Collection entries
····················

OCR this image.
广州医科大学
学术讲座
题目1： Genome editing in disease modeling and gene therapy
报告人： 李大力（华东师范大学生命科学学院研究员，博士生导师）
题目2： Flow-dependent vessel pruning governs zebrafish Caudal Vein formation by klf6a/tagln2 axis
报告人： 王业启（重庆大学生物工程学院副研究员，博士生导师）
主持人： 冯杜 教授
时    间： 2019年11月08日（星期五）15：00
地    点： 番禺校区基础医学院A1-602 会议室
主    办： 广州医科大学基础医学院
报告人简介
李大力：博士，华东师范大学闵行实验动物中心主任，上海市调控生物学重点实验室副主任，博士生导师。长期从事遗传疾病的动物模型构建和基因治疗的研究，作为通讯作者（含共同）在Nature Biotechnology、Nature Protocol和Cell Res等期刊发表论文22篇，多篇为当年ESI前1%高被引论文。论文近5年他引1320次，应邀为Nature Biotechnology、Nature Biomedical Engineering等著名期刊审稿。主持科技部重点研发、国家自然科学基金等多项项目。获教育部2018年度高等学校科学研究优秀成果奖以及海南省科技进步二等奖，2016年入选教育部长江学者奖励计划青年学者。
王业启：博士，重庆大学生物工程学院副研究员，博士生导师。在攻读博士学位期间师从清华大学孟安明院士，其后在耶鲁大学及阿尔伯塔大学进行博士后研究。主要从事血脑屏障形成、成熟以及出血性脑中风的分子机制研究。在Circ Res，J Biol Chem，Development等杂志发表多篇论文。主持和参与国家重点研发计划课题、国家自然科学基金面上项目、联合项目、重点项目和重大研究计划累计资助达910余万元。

····················

### What needs to be done
Extract every line containing the string "重庆大学生物工程学院副研究员" from the data above.

### Response to the exercise
报告人： 王业启（重庆大学生物工程学院副研究员，博士生导师）
王业启：博士，重庆大学生物工程学院副研究员，博士生导师。在攻读博士学位期间师从清华大学孟安明院士，其后在耶鲁大学及阿尔伯塔大学进行博士后研究。主要从事血脑屏障形成、成熟以及出血性脑中风的分子机制研究。在Circ Res，J Biol Chem，Development等杂志发表多篇论文。主持和参与国家重点研发计划课题、国家自然科学基金面上项目、联合项目、重点项目和重大研究计划累计资助达910余万元。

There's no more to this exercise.